## TASK BRIEF
Reproduce the listing verbatim from its first line down to the line containing "search-input-value: 乡村振兴战略下传统村落文化旅游设计 —", and include that line.

## SUPPLIED MATERIAL

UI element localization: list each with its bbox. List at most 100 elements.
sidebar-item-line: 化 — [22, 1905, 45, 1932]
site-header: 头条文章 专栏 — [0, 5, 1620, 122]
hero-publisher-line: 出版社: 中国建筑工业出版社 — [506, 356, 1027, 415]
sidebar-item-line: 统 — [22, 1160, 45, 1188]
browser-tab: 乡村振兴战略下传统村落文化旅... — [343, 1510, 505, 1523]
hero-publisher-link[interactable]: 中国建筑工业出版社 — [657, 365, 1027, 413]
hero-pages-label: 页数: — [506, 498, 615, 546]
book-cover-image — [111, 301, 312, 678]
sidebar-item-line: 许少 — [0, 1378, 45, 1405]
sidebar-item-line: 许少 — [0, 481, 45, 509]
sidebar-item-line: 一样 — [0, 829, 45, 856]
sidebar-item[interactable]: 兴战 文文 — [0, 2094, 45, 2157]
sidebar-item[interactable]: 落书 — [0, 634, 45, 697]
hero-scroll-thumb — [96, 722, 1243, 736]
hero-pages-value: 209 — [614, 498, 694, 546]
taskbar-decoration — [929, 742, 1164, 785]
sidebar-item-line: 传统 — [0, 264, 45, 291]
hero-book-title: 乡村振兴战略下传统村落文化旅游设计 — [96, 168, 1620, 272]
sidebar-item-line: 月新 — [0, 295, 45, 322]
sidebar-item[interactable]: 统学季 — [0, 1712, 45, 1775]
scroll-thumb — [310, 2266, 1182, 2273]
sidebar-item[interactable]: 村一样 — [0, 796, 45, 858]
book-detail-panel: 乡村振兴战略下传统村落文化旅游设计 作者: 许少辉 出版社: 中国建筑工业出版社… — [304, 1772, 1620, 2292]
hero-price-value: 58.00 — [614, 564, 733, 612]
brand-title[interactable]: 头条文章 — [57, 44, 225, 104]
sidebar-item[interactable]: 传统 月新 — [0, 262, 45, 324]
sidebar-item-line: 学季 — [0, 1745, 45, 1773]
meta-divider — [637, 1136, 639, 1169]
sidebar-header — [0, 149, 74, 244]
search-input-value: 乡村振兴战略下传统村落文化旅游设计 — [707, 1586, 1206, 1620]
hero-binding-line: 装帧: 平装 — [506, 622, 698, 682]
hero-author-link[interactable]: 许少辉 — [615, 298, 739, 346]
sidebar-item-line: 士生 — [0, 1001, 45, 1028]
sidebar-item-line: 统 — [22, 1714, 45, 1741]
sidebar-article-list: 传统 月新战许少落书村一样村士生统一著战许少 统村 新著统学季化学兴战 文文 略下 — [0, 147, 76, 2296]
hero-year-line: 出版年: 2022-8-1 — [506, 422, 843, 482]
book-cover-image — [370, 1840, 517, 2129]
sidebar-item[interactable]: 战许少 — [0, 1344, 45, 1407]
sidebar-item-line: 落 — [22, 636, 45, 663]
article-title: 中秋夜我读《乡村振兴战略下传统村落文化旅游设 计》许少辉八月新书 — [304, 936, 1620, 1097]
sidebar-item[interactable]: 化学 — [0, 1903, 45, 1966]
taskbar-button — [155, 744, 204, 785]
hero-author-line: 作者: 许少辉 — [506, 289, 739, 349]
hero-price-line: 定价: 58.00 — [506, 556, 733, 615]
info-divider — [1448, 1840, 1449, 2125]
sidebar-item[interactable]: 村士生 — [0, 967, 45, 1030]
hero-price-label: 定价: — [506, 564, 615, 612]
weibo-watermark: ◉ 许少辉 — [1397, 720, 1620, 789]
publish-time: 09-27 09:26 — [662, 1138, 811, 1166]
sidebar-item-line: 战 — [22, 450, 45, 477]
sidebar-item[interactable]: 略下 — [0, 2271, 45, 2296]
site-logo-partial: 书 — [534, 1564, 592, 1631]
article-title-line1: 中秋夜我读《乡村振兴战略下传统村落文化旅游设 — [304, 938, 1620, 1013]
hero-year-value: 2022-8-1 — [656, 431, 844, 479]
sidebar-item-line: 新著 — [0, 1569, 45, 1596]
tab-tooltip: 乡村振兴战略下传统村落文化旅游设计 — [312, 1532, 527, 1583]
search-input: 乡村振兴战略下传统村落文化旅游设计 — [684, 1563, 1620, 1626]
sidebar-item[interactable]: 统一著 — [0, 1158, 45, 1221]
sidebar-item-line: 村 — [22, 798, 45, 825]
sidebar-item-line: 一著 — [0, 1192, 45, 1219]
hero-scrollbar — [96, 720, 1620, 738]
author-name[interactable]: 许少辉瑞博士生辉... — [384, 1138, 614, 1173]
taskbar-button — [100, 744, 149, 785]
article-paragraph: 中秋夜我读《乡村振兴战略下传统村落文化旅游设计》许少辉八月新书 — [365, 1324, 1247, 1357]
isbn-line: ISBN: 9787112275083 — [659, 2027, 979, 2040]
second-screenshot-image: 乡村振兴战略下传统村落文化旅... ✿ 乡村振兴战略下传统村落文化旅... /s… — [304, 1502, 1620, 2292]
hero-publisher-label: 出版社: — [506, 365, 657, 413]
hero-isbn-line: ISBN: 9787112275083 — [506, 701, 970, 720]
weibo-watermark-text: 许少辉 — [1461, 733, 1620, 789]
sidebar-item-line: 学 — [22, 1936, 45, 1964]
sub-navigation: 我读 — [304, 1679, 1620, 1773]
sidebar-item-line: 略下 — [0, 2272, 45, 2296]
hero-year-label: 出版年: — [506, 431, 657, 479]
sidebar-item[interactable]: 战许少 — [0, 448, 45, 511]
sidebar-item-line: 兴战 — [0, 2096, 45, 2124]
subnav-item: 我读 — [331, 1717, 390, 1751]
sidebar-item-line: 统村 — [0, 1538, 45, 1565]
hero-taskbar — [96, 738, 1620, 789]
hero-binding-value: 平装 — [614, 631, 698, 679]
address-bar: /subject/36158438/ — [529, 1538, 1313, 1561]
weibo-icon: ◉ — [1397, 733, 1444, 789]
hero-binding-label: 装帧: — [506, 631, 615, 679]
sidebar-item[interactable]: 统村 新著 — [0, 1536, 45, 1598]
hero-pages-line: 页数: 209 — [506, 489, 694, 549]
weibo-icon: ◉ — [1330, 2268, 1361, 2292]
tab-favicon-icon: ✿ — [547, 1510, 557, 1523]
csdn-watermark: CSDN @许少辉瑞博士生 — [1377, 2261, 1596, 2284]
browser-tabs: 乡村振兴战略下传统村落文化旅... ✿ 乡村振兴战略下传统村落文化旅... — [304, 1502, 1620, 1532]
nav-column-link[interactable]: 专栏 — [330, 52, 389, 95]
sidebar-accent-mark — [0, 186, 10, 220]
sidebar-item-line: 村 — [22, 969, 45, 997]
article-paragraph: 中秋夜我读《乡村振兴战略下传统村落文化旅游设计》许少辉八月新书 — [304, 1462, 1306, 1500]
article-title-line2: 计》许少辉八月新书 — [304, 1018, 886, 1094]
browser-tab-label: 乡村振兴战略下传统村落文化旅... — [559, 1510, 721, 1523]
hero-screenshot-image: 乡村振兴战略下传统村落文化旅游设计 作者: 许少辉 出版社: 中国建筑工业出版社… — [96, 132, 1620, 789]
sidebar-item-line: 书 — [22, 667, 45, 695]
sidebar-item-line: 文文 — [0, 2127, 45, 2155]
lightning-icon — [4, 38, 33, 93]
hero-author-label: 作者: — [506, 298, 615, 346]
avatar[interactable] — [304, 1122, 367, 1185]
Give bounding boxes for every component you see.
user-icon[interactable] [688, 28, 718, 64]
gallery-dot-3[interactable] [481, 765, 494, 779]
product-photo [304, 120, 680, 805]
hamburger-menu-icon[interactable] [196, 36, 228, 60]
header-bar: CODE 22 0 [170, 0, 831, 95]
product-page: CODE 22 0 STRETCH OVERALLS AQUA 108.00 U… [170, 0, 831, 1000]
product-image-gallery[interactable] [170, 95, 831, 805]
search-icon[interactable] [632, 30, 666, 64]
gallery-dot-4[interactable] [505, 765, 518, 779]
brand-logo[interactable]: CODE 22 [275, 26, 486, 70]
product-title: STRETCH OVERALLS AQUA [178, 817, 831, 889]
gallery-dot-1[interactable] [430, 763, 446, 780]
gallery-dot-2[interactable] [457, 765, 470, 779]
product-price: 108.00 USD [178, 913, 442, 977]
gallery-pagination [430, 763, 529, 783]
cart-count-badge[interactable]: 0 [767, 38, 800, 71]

## THE RESPONSE
UI element localization: list each with its bbox. List at most 100 elements.
sidebar-item-line: 化 — [22, 1905, 45, 1932]
site-header: 头条文章 专栏 — [0, 5, 1620, 122]
hero-publisher-line: 出版社: 中国建筑工业出版社 — [506, 356, 1027, 415]
sidebar-item-line: 统 — [22, 1160, 45, 1188]
browser-tab: 乡村振兴战略下传统村落文化旅... — [343, 1510, 505, 1523]
hero-publisher-link[interactable]: 中国建筑工业出版社 — [657, 365, 1027, 413]
hero-pages-label: 页数: — [506, 498, 615, 546]
book-cover-image — [111, 301, 312, 678]
sidebar-item-line: 许少 — [0, 1378, 45, 1405]
sidebar-item-line: 许少 — [0, 481, 45, 509]
sidebar-item-line: 一样 — [0, 829, 45, 856]
sidebar-item[interactable]: 兴战 文文 — [0, 2094, 45, 2157]
sidebar-item[interactable]: 落书 — [0, 634, 45, 697]
hero-scroll-thumb — [96, 722, 1243, 736]
hero-pages-value: 209 — [614, 498, 694, 546]
taskbar-decoration — [929, 742, 1164, 785]
sidebar-item-line: 传统 — [0, 264, 45, 291]
hero-book-title: 乡村振兴战略下传统村落文化旅游设计 — [96, 168, 1620, 272]
sidebar-item-line: 月新 — [0, 295, 45, 322]
sidebar-item[interactable]: 统学季 — [0, 1712, 45, 1775]
scroll-thumb — [310, 2266, 1182, 2273]
sidebar-item[interactable]: 村一样 — [0, 796, 45, 858]
book-detail-panel: 乡村振兴战略下传统村落文化旅游设计 作者: 许少辉 出版社: 中国建筑工业出版社… — [304, 1772, 1620, 2292]
hero-price-value: 58.00 — [614, 564, 733, 612]
brand-title[interactable]: 头条文章 — [57, 44, 225, 104]
sidebar-item[interactable]: 传统 月新 — [0, 262, 45, 324]
sidebar-item-line: 学季 — [0, 1745, 45, 1773]
meta-divider — [637, 1136, 639, 1169]
sidebar-header — [0, 149, 74, 244]
search-input-value: 乡村振兴战略下传统村落文化旅游设计 — [707, 1586, 1206, 1620]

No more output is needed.